**SHORT PROBLEM:**
Transcribe only the stretch of lines that opens with the line containing "What's the underlying" and closes with the last line of the listing, skipping pictures.

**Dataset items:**
— Begin —

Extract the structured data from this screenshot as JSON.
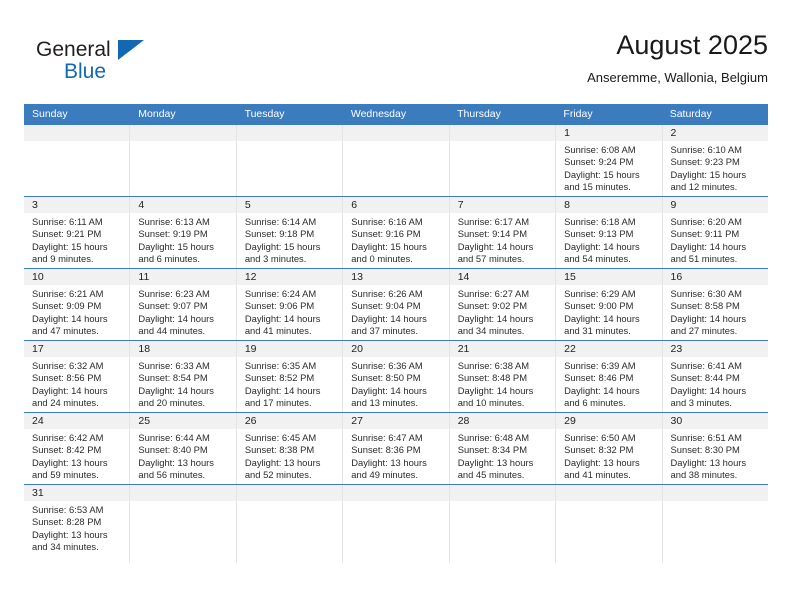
{
  "brand": {
    "name_top": "General",
    "name_bottom": "Blue",
    "accent_color": "#1268b3",
    "triangle_icon": "blue-triangle-logo-icon"
  },
  "header": {
    "title": "August 2025",
    "subtitle": "Anseremme, Wallonia, Belgium"
  },
  "calendar": {
    "header_bg": "#3a7cbe",
    "daynum_bg": "#f1f1f1",
    "weekday_headers": [
      "Sunday",
      "Monday",
      "Tuesday",
      "Wednesday",
      "Thursday",
      "Friday",
      "Saturday"
    ],
    "weeks": [
      [
        {
          "day": "",
          "lines": []
        },
        {
          "day": "",
          "lines": []
        },
        {
          "day": "",
          "lines": []
        },
        {
          "day": "",
          "lines": []
        },
        {
          "day": "",
          "lines": []
        },
        {
          "day": "1",
          "lines": [
            "Sunrise: 6:08 AM",
            "Sunset: 9:24 PM",
            "Daylight: 15 hours",
            "and 15 minutes."
          ]
        },
        {
          "day": "2",
          "lines": [
            "Sunrise: 6:10 AM",
            "Sunset: 9:23 PM",
            "Daylight: 15 hours",
            "and 12 minutes."
          ]
        }
      ],
      [
        {
          "day": "3",
          "lines": [
            "Sunrise: 6:11 AM",
            "Sunset: 9:21 PM",
            "Daylight: 15 hours",
            "and 9 minutes."
          ]
        },
        {
          "day": "4",
          "lines": [
            "Sunrise: 6:13 AM",
            "Sunset: 9:19 PM",
            "Daylight: 15 hours",
            "and 6 minutes."
          ]
        },
        {
          "day": "5",
          "lines": [
            "Sunrise: 6:14 AM",
            "Sunset: 9:18 PM",
            "Daylight: 15 hours",
            "and 3 minutes."
          ]
        },
        {
          "day": "6",
          "lines": [
            "Sunrise: 6:16 AM",
            "Sunset: 9:16 PM",
            "Daylight: 15 hours",
            "and 0 minutes."
          ]
        },
        {
          "day": "7",
          "lines": [
            "Sunrise: 6:17 AM",
            "Sunset: 9:14 PM",
            "Daylight: 14 hours",
            "and 57 minutes."
          ]
        },
        {
          "day": "8",
          "lines": [
            "Sunrise: 6:18 AM",
            "Sunset: 9:13 PM",
            "Daylight: 14 hours",
            "and 54 minutes."
          ]
        },
        {
          "day": "9",
          "lines": [
            "Sunrise: 6:20 AM",
            "Sunset: 9:11 PM",
            "Daylight: 14 hours",
            "and 51 minutes."
          ]
        }
      ],
      [
        {
          "day": "10",
          "lines": [
            "Sunrise: 6:21 AM",
            "Sunset: 9:09 PM",
            "Daylight: 14 hours",
            "and 47 minutes."
          ]
        },
        {
          "day": "11",
          "lines": [
            "Sunrise: 6:23 AM",
            "Sunset: 9:07 PM",
            "Daylight: 14 hours",
            "and 44 minutes."
          ]
        },
        {
          "day": "12",
          "lines": [
            "Sunrise: 6:24 AM",
            "Sunset: 9:06 PM",
            "Daylight: 14 hours",
            "and 41 minutes."
          ]
        },
        {
          "day": "13",
          "lines": [
            "Sunrise: 6:26 AM",
            "Sunset: 9:04 PM",
            "Daylight: 14 hours",
            "and 37 minutes."
          ]
        },
        {
          "day": "14",
          "lines": [
            "Sunrise: 6:27 AM",
            "Sunset: 9:02 PM",
            "Daylight: 14 hours",
            "and 34 minutes."
          ]
        },
        {
          "day": "15",
          "lines": [
            "Sunrise: 6:29 AM",
            "Sunset: 9:00 PM",
            "Daylight: 14 hours",
            "and 31 minutes."
          ]
        },
        {
          "day": "16",
          "lines": [
            "Sunrise: 6:30 AM",
            "Sunset: 8:58 PM",
            "Daylight: 14 hours",
            "and 27 minutes."
          ]
        }
      ],
      [
        {
          "day": "17",
          "lines": [
            "Sunrise: 6:32 AM",
            "Sunset: 8:56 PM",
            "Daylight: 14 hours",
            "and 24 minutes."
          ]
        },
        {
          "day": "18",
          "lines": [
            "Sunrise: 6:33 AM",
            "Sunset: 8:54 PM",
            "Daylight: 14 hours",
            "and 20 minutes."
          ]
        },
        {
          "day": "19",
          "lines": [
            "Sunrise: 6:35 AM",
            "Sunset: 8:52 PM",
            "Daylight: 14 hours",
            "and 17 minutes."
          ]
        },
        {
          "day": "20",
          "lines": [
            "Sunrise: 6:36 AM",
            "Sunset: 8:50 PM",
            "Daylight: 14 hours",
            "and 13 minutes."
          ]
        },
        {
          "day": "21",
          "lines": [
            "Sunrise: 6:38 AM",
            "Sunset: 8:48 PM",
            "Daylight: 14 hours",
            "and 10 minutes."
          ]
        },
        {
          "day": "22",
          "lines": [
            "Sunrise: 6:39 AM",
            "Sunset: 8:46 PM",
            "Daylight: 14 hours",
            "and 6 minutes."
          ]
        },
        {
          "day": "23",
          "lines": [
            "Sunrise: 6:41 AM",
            "Sunset: 8:44 PM",
            "Daylight: 14 hours",
            "and 3 minutes."
          ]
        }
      ],
      [
        {
          "day": "24",
          "lines": [
            "Sunrise: 6:42 AM",
            "Sunset: 8:42 PM",
            "Daylight: 13 hours",
            "and 59 minutes."
          ]
        },
        {
          "day": "25",
          "lines": [
            "Sunrise: 6:44 AM",
            "Sunset: 8:40 PM",
            "Daylight: 13 hours",
            "and 56 minutes."
          ]
        },
        {
          "day": "26",
          "lines": [
            "Sunrise: 6:45 AM",
            "Sunset: 8:38 PM",
            "Daylight: 13 hours",
            "and 52 minutes."
          ]
        },
        {
          "day": "27",
          "lines": [
            "Sunrise: 6:47 AM",
            "Sunset: 8:36 PM",
            "Daylight: 13 hours",
            "and 49 minutes."
          ]
        },
        {
          "day": "28",
          "lines": [
            "Sunrise: 6:48 AM",
            "Sunset: 8:34 PM",
            "Daylight: 13 hours",
            "and 45 minutes."
          ]
        },
        {
          "day": "29",
          "lines": [
            "Sunrise: 6:50 AM",
            "Sunset: 8:32 PM",
            "Daylight: 13 hours",
            "and 41 minutes."
          ]
        },
        {
          "day": "30",
          "lines": [
            "Sunrise: 6:51 AM",
            "Sunset: 8:30 PM",
            "Daylight: 13 hours",
            "and 38 minutes."
          ]
        }
      ],
      [
        {
          "day": "31",
          "lines": [
            "Sunrise: 6:53 AM",
            "Sunset: 8:28 PM",
            "Daylight: 13 hours",
            "and 34 minutes."
          ]
        },
        {
          "day": "",
          "lines": []
        },
        {
          "day": "",
          "lines": []
        },
        {
          "day": "",
          "lines": []
        },
        {
          "day": "",
          "lines": []
        },
        {
          "day": "",
          "lines": []
        },
        {
          "day": "",
          "lines": []
        }
      ]
    ]
  }
}
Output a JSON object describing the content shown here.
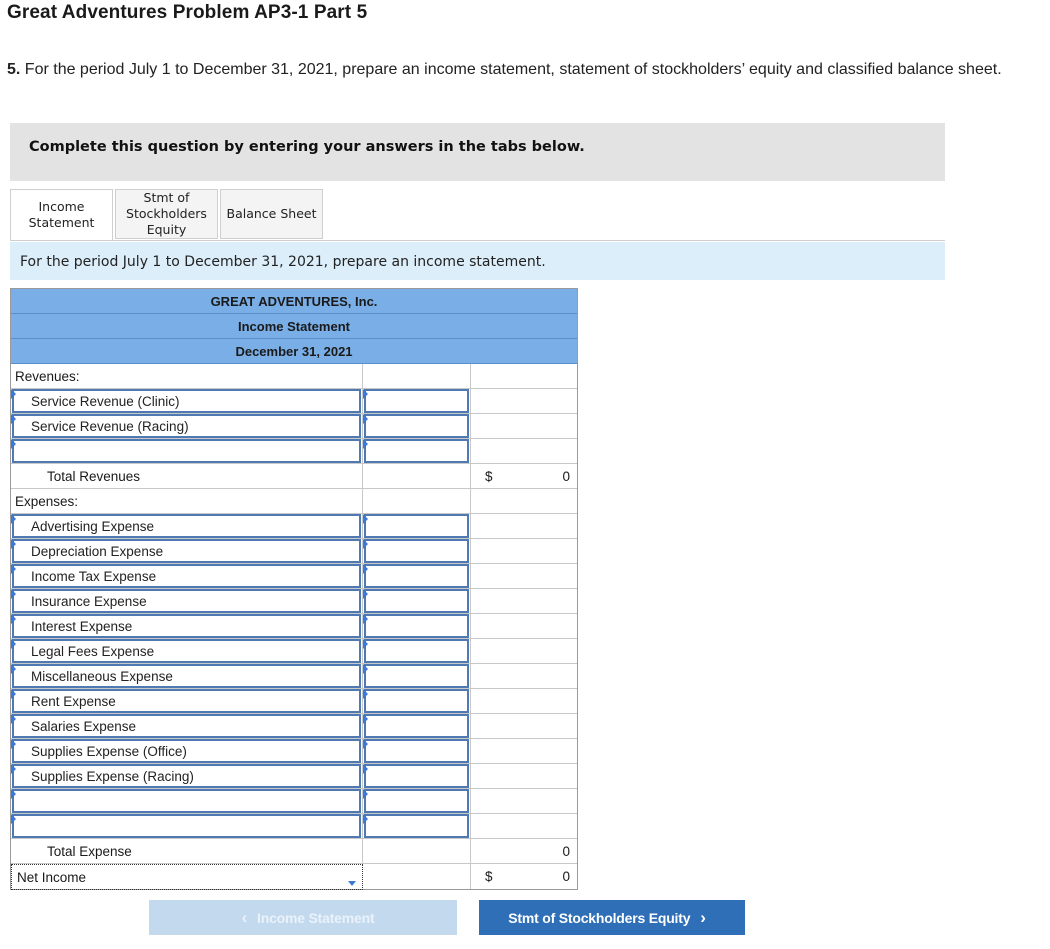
{
  "page": {
    "title": "Great Adventures Problem AP3-1 Part 5",
    "question_number": "5.",
    "question_text": "For the period July 1 to December 31, 2021, prepare an income statement, statement of stockholders’ equity and classified balance sheet."
  },
  "instruction": "Complete this question by entering your answers in the tabs below.",
  "tabs": [
    {
      "line1": "Income",
      "line2": "Statement",
      "line3": "",
      "active": true
    },
    {
      "line1": "Stmt of",
      "line2": "Stockholders",
      "line3": "Equity",
      "active": false
    },
    {
      "line1": "Balance Sheet",
      "line2": "",
      "line3": "",
      "active": false
    }
  ],
  "prompt": "For the period July 1 to December 31, 2021, prepare an income statement.",
  "statement": {
    "company": "GREAT ADVENTURES, Inc.",
    "name": "Income Statement",
    "date": "December 31, 2021",
    "revenues_label": "Revenues:",
    "revenue_items": [
      "Service Revenue (Clinic)",
      "Service Revenue (Racing)",
      ""
    ],
    "total_revenues_label": "Total Revenues",
    "total_revenues_currency": "$",
    "total_revenues_value": "0",
    "expenses_label": "Expenses:",
    "expense_items": [
      "Advertising Expense",
      "Depreciation Expense",
      "Income Tax Expense",
      "Insurance Expense",
      "Interest Expense",
      "Legal Fees Expense",
      "Miscellaneous Expense",
      "Rent Expense",
      "Salaries Expense",
      "Supplies Expense (Office)",
      "Supplies Expense (Racing)",
      "",
      ""
    ],
    "total_expense_label": "Total Expense",
    "total_expense_value": "0",
    "net_income_label": "Net Income",
    "net_income_currency": "$",
    "net_income_value": "0"
  },
  "nav": {
    "prev_label": "Income Statement",
    "next_label": "Stmt of Stockholders Equity"
  },
  "colors": {
    "header_blue": "#7aaee6",
    "input_border": "#4e79b3",
    "prompt_bg": "#dceefa",
    "next_button": "#2f6fb7",
    "prev_button_disabled": "#c3d9ee"
  }
}
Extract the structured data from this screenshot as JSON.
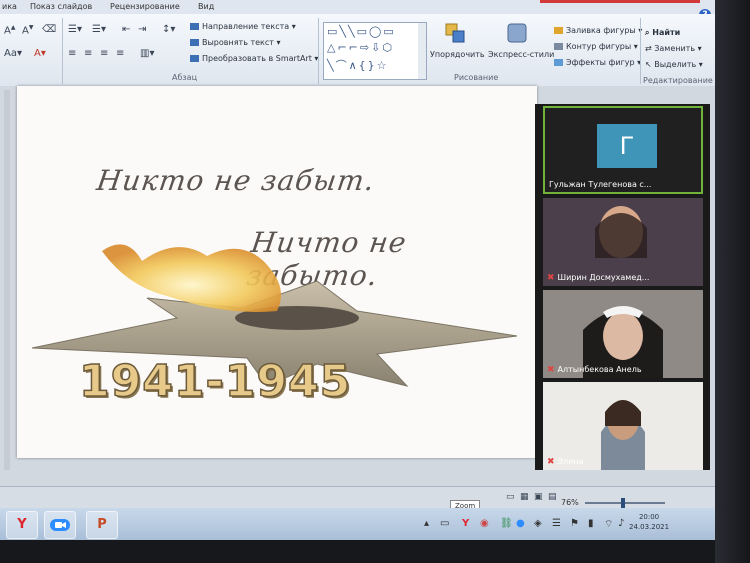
{
  "ribbon": {
    "tabs": [
      "ика",
      "Показ слайдов",
      "Рецензирование",
      "Вид"
    ],
    "paragraph": {
      "text_direction": "Направление текста",
      "align_text": "Выровнять текст",
      "convert_smartart": "Преобразовать в SmartArt",
      "group_label": "Абзац"
    },
    "drawing": {
      "arrange": "Упорядочить",
      "express_styles": "Экспресс-стили",
      "shape_fill": "Заливка фигуры",
      "shape_outline": "Контур фигуры",
      "shape_effects": "Эффекты фигур",
      "group_label": "Рисование"
    },
    "editing": {
      "find": "Найти",
      "replace": "Заменить",
      "select": "Выделить",
      "group_label": "Редактирование"
    }
  },
  "slide": {
    "line1": "Никто не забыт.",
    "line2": "Ничто не забыто.",
    "years": "1941-1945"
  },
  "participants": [
    {
      "avatar_letter": "Г",
      "name": "Гульжан Тулегенова с...",
      "active": true
    },
    {
      "name": "Ширин Досмухамед..."
    },
    {
      "name": "Алтынбекова Анель"
    },
    {
      "name": "Элина"
    }
  ],
  "statusbar": {
    "zoom_tooltip": "Zoom",
    "zoom_value": "76%"
  },
  "taskbar": {
    "clock_time": "20:00",
    "clock_date": "24.03.2021"
  },
  "colors": {
    "zoom_avatar": "#3f95b7",
    "active_speaker_border": "#6fb33a",
    "muted_mic": "#e04545"
  }
}
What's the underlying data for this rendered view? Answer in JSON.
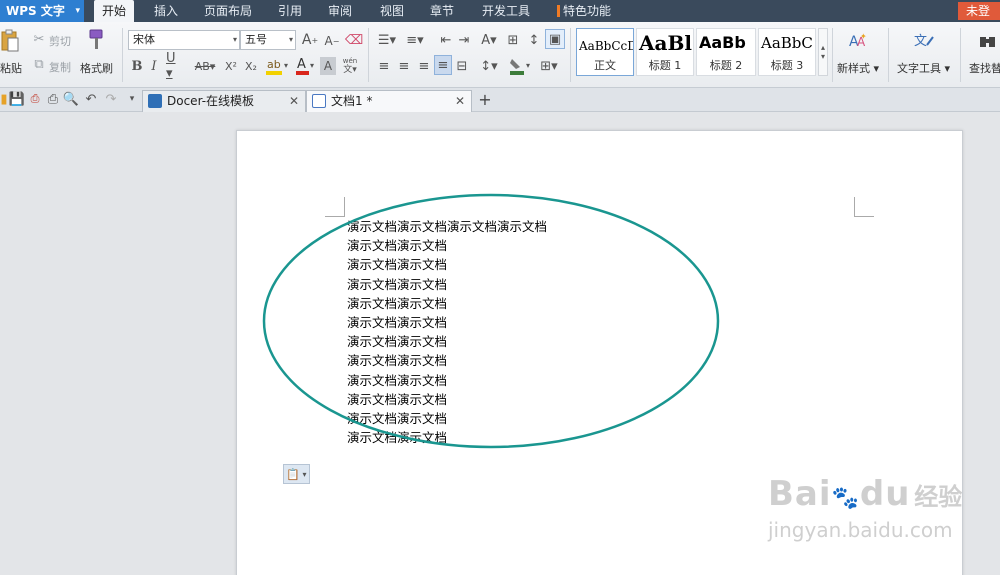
{
  "app": {
    "name": "WPS 文字",
    "login_label": "未登录"
  },
  "menu": {
    "tabs": [
      "开始",
      "插入",
      "页面布局",
      "引用",
      "审阅",
      "视图",
      "章节",
      "开发工具",
      "特色功能"
    ],
    "active": "开始"
  },
  "ribbon": {
    "clipboard": {
      "paste": "粘贴",
      "cut": "剪切",
      "copy": "复制",
      "format_painter": "格式刷"
    },
    "font": {
      "name": "宋体",
      "size": "五号"
    },
    "styles": [
      {
        "preview": "AaBbCcDd",
        "name": "正文"
      },
      {
        "preview": "AaBl",
        "name": "标题 1"
      },
      {
        "preview": "AaBb",
        "name": "标题 2"
      },
      {
        "preview": "AaBbC",
        "name": "标题 3"
      }
    ],
    "new_style": "新样式",
    "text_tools": "文字工具",
    "find_replace": "查找替"
  },
  "tabs": [
    {
      "label": "Docer-在线模板",
      "active": false
    },
    {
      "label": "文档1 *",
      "active": true
    }
  ],
  "document": {
    "lines": [
      "演示文档演示文档演示文档演示文档",
      "演示文档演示文档",
      "演示文档演示文档",
      "演示文档演示文档",
      "演示文档演示文档",
      "演示文档演示文档",
      "演示文档演示文档",
      "演示文档演示文档",
      "演示文档演示文档",
      "演示文档演示文档",
      "演示文档演示文档",
      "演示文档演示文档"
    ],
    "ellipse_color": "#1a9690"
  },
  "watermark": {
    "brand": "Bai",
    "brand2": "du",
    "cn": "经验",
    "url": "jingyan.baidu.com"
  },
  "colors": {
    "menubar": "#3a4a5c",
    "app_button": "#2e7fd1",
    "login": "#e05a3a",
    "special_mark": "#f07b25"
  }
}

— End —

**SOLUTION TO THIS EXERCISE:**
What's the underlying data for this rendered view? Answer in JSON.
{
  "app": {
    "name": "WPS 文字",
    "login_label": "未登录"
  },
  "menu": {
    "tabs": [
      "开始",
      "插入",
      "页面布局",
      "引用",
      "审阅",
      "视图",
      "章节",
      "开发工具",
      "特色功能"
    ],
    "active": "开始"
  },
  "ribbon": {
    "clipboard": {
      "paste": "粘贴",
      "cut": "剪切",
      "copy": "复制",
      "format_painter": "格式刷"
    },
    "font": {
      "name": "宋体",
      "size": "五号"
    },
    "styles": [
      {
        "preview": "AaBbCcDd",
        "name": "正文"
      },
      {
        "preview": "AaBl",
        "name": "标题 1"
      },
      {
        "preview": "AaBb",
        "name": "标题 2"
      },
      {
        "preview": "AaBbC",
        "name": "标题 3"
      }
    ],
    "new_style": "新样式",
    "text_tools": "文字工具",
    "find_replace": "查找替"
  },
  "tabs": [
    {
      "label": "Docer-在线模板",
      "active": false
    },
    {
      "label": "文档1 *",
      "active": true
    }
  ],
  "document": {
    "lines": [
      "演示文档演示文档演示文档演示文档",
      "演示文档演示文档",
      "演示文档演示文档",
      "演示文档演示文档",
      "演示文档演示文档",
      "演示文档演示文档",
      "演示文档演示文档",
      "演示文档演示文档",
      "演示文档演示文档",
      "演示文档演示文档",
      "演示文档演示文档",
      "演示文档演示文档"
    ],
    "ellipse_color": "#1a9690"
  },
  "watermark": {
    "brand": "Bai",
    "brand2": "du",
    "cn": "经验",
    "url": "jingyan.baidu.com"
  },
  "colors": {
    "menubar": "#3a4a5c",
    "app_button": "#2e7fd1",
    "login": "#e05a3a",
    "special_mark": "#f07b25"
  }
}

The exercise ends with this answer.